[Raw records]
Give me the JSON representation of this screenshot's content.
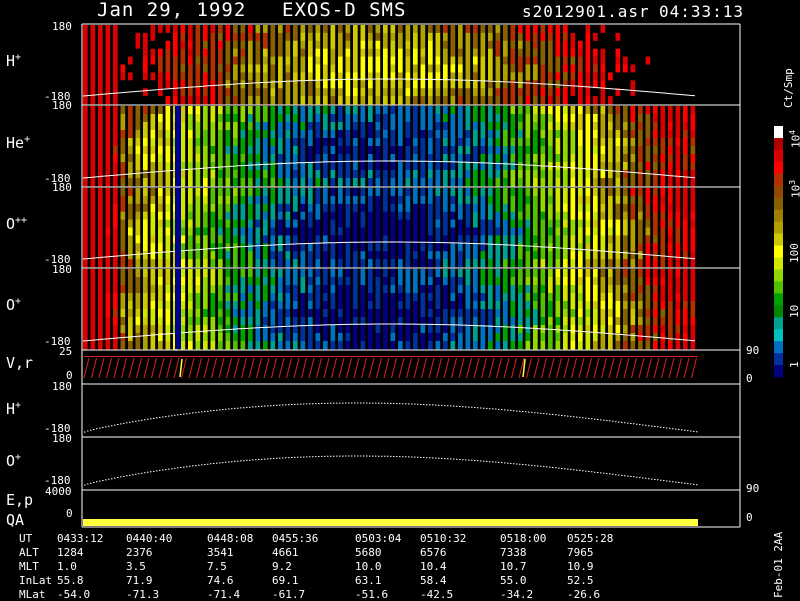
{
  "header": {
    "date": "Jan 29, 1992",
    "instrument": "EXOS-D SMS",
    "file": "s2012901.asr",
    "time": "04:33:13"
  },
  "panels": {
    "h_plus": {
      "ion": "H",
      "charge": "+",
      "y_top": "180",
      "y_bottom": "-180"
    },
    "he_plus": {
      "ion": "He",
      "charge": "+",
      "y_top": "180",
      "y_bottom": "-180"
    },
    "o_pp": {
      "ion": "O",
      "charge": "++",
      "y_top": "180",
      "y_bottom": "-180"
    },
    "o_plus": {
      "ion": "O",
      "charge": "+",
      "y_top": "180",
      "y_bottom": "-180"
    },
    "vr": {
      "label": "V,r",
      "y_top": "25",
      "y_bottom": "0",
      "right_top": "90",
      "right_bottom": "0"
    },
    "h_line": {
      "ion": "H",
      "charge": "+",
      "y_top": "180",
      "y_bottom": "-180"
    },
    "o_line": {
      "ion": "O",
      "charge": "+",
      "y_top": "180",
      "y_bottom": "-180"
    },
    "ep": {
      "label": "E,p",
      "y_top": "4000",
      "right_top": "90"
    },
    "qa": {
      "label": "QA",
      "y_bottom": "0",
      "right_bottom": "0"
    }
  },
  "colorbar": {
    "unit": "Ct/Smp",
    "tick_1e4": "10",
    "tick_1e4_exp": "4",
    "tick_1e3": "10",
    "tick_1e3_exp": "3",
    "tick_100": "100",
    "tick_10": "10",
    "tick_1": "1",
    "colors": [
      "#ffffff",
      "#b00000",
      "#d80000",
      "#ff0000",
      "#b03000",
      "#904800",
      "#886000",
      "#a08000",
      "#b0a000",
      "#d0c800",
      "#ffff00",
      "#d0e800",
      "#90d800",
      "#50c000",
      "#00a000",
      "#008800",
      "#00a090",
      "#00c0c0",
      "#0070c0",
      "#0030a0",
      "#000080"
    ]
  },
  "footer": {
    "rows": [
      {
        "label": "UT",
        "values": [
          "0433:12",
          "0440:40",
          "0448:08",
          "0455:36",
          "0503:04",
          "0510:32",
          "0518:00",
          "0525:28"
        ]
      },
      {
        "label": "ALT",
        "values": [
          "1284",
          "2376",
          "3541",
          "4661",
          "5680",
          "6576",
          "7338",
          "7965"
        ]
      },
      {
        "label": "MLT",
        "values": [
          "1.0",
          "3.5",
          "7.5",
          "9.2",
          "10.0",
          "10.4",
          "10.7",
          "10.9"
        ]
      },
      {
        "label": "InLat",
        "values": [
          "55.8",
          "71.9",
          "74.6",
          "69.1",
          "63.1",
          "58.4",
          "55.0",
          "52.5"
        ]
      },
      {
        "label": "MLat",
        "values": [
          "-54.0",
          "-71.3",
          "-71.4",
          "-61.7",
          "-51.6",
          "-42.5",
          "-34.2",
          "-26.6"
        ]
      }
    ],
    "stamp": "Feb-01 2AA"
  }
}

### [What you will do]
How many lines of the records contain the string "label"? Respond with the number alone.

### [Task result]
8